Spatial layout records>
★ ★ ★ ★ ★ ★ ★

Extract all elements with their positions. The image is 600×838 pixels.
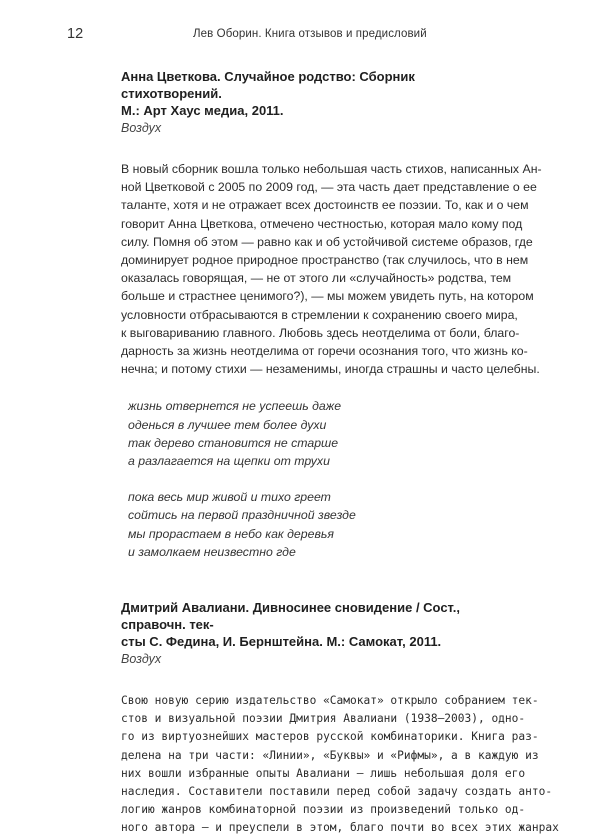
review-source: Воздух [121,121,162,135]
body-line: оказалась говорящая, — не от этого ли «случайность» родства, тем [121,271,512,286]
body-line: В новый сборник вошла только небольшая часть стихов, написанных Ан- [121,162,542,176]
review-body [121,692,559,838]
review-title-line: сты С. Федина, И. Бернштейна. М.: Самокат, 2011. [121,634,442,650]
body-line: говорит Анна Цветкова, отмечено честностью, которая мало кому под [121,216,523,231]
review-tsvetkova [121,68,542,561]
poem-line: оденься в лучшее тем более духи [128,417,327,432]
review-title-line: Анна Цветкова. Случайное родство: Сборник стихотворений. [121,69,415,101]
body-line: наследия. Составители поставили перед собой задачу создать анто- [121,785,553,799]
review-source: Воздух [121,652,162,667]
review-title [121,599,491,650]
poem-line: жизнь отвернется не успеешь даже [128,399,342,414]
body-line: стов и визуальной поэзии Дмитрия Авалиани (1938–2003), одно- [121,712,526,726]
poem-line: мы прорастаем в небо как деревья [128,526,334,541]
running-header [0,26,600,46]
body-line: доминирует родное природное пространство (так случилось, что в нем [121,253,529,268]
review-body [121,160,542,378]
body-line: ной Цветковой с 2005 по 2009 год, — эта часть дает представление о ее [121,180,537,195]
body-line: условности отбрасываются в стремлении к сохранению своего мира, [121,307,518,322]
review-title-line: Дмитрий Авалиани. Дивносинее сновидение / Сост., справочн. тек- [121,600,461,633]
running-title: Лев Оборин. Книга отзывов и предисловий [193,28,427,40]
body-line: делена на три части: «Линии», «Буквы» и «Рифмы», а в каждую из [121,748,539,762]
poem-stanza [128,397,491,470]
poem-line: пока весь мир живой и тихо греет [128,490,331,505]
poem-line: и замолкаем неизвестно где [128,544,296,559]
review-avaliani [121,599,559,838]
body-line: го из виртуознейших мастеров русской комбинаторики. Книга раз- [121,730,539,744]
body-line: дарность за жизнь неотделима от горечи осознания того, что жизнь ко- [121,344,528,359]
body-line: Свою новую серию издательство «Самокат» открыло собранием тек- [121,694,539,708]
poem-stanza [128,488,491,561]
review-title [121,68,491,119]
body-line: больше и страстнее ценимого?), — мы можем увидеть путь, на котором [121,289,534,304]
poem-quote [121,397,491,561]
body-line: логию жанров комбинаторной поэзии из произведений только од- [121,803,526,817]
body-line: нечна; и потому стихи — незаменимы, иногда страшны и часто целебны. [121,362,540,377]
poem-line: а разлагается на щепки от трухи [128,454,330,469]
review-title-line: М.: Арт Хаус медиа, 2011. [121,103,284,118]
poem-line: так дерево становится не старше [128,435,339,450]
poem-line: сойтись на первой праздничной звезде [128,508,356,523]
body-line: силу. Помня об этом — равно как и об устойчивой системе образов, где [121,234,533,249]
page-content [121,68,559,838]
body-line: них вошли избранные опыты Авалиани — лишь небольшая доля его [121,766,526,780]
body-line: к выговариванию главного. Любовь здесь неотделима от боли, благо- [121,325,520,340]
page-number: 12 [67,26,84,42]
body-line: таланте, хотя и не отражает всех достоинств ее поэзии. То, как и о чем [121,198,529,213]
body-line: ного автора — и преуспели в этом, благо почти во всех этих жанрах [121,821,559,835]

★ ★ ★ ★ ★ ★ ★

Short exercise> Write out every line of the records above verbatim, leaving out the picture.

Correct output>
Extract all elements with their positions. The image is 600×838 pixels.
review-source: Воздух [121,121,162,135]
body-line: оказалась говорящая, — не от этого ли «случайность» родства, тем [121,271,512,286]
body-line: В новый сборник вошла только небольшая часть стихов, написанных Ан- [121,162,542,176]
review-body [121,692,559,838]
review-title-line: сты С. Федина, И. Бернштейна. М.: Самокат, 2011. [121,634,442,650]
body-line: говорит Анна Цветкова, отмечено честностью, которая мало кому под [121,216,523,231]
review-tsvetkova [121,68,542,561]
poem-line: оденься в лучшее тем более духи [128,417,327,432]
review-title-line: Анна Цветкова. Случайное родство: Сборник стихотворений. [121,69,415,101]
body-line: наследия. Составители поставили перед собой задачу создать анто- [121,785,553,799]
review-source: Воздух [121,652,162,667]
review-title [121,599,491,650]
poem-line: жизнь отвернется не успеешь даже [128,399,342,414]
body-line: стов и визуальной поэзии Дмитрия Авалиани (1938–2003), одно- [121,712,526,726]
poem-line: мы прорастаем в небо как деревья [128,526,334,541]
running-header [0,26,600,46]
body-line: доминирует родное природное пространство (так случилось, что в нем [121,253,529,268]
review-body [121,160,542,378]
body-line: ной Цветковой с 2005 по 2009 год, — эта часть дает представление о ее [121,180,537,195]
body-line: условности отбрасываются в стремлении к сохранению своего мира, [121,307,518,322]
review-title-line: Дмитрий Авалиани. Дивносинее сновидение / Сост., справочн. тек- [121,600,461,633]
running-title: Лев Оборин. Книга отзывов и предисловий [193,28,427,40]
body-line: делена на три части: «Линии», «Буквы» и «Рифмы», а в каждую из [121,748,539,762]
poem-stanza [128,397,491,470]
poem-line: пока весь мир живой и тихо греет [128,490,331,505]
poem-line: и замолкаем неизвестно где [128,544,296,559]
review-avaliani [121,599,559,838]
body-line: го из виртуознейших мастеров русской комбинаторики. Книга раз- [121,730,539,744]
body-line: дарность за жизнь неотделима от горечи осознания того, что жизнь ко- [121,344,528,359]
body-line: Свою новую серию издательство «Самокат» открыло собранием тек- [121,694,539,708]
poem-stanza [128,488,491,561]
review-title [121,68,491,119]
body-line: больше и страстнее ценимого?), — мы можем увидеть путь, на котором [121,289,534,304]
poem-quote [121,397,491,561]
body-line: логию жанров комбинаторной поэзии из произведений только од- [121,803,526,817]
body-line: нечна; и потому стихи — незаменимы, иногда страшны и часто целебны. [121,362,540,377]
poem-line: а разлагается на щепки от трухи [128,454,330,469]
review-title-line: М.: Арт Хаус медиа, 2011. [121,103,284,118]
poem-line: так дерево становится не старше [128,435,339,450]
poem-line: сойтись на первой праздничной звезде [128,508,356,523]
body-line: силу. Помня об этом — равно как и об устойчивой системе образов, где [121,234,533,249]
page-content [121,68,559,838]
body-line: них вошли избранные опыты Авалиани — лишь небольшая доля его [121,766,526,780]
body-line: к выговариванию главного. Любовь здесь неотделима от боли, благо- [121,325,520,340]
page-number: 12 [67,26,84,42]
body-line: таланте, хотя и не отражает всех достоинств ее поэзии. То, как и о чем [121,198,529,213]
body-line: ного автора — и преуспели в этом, благо почти во всех этих жанрах [121,821,559,835]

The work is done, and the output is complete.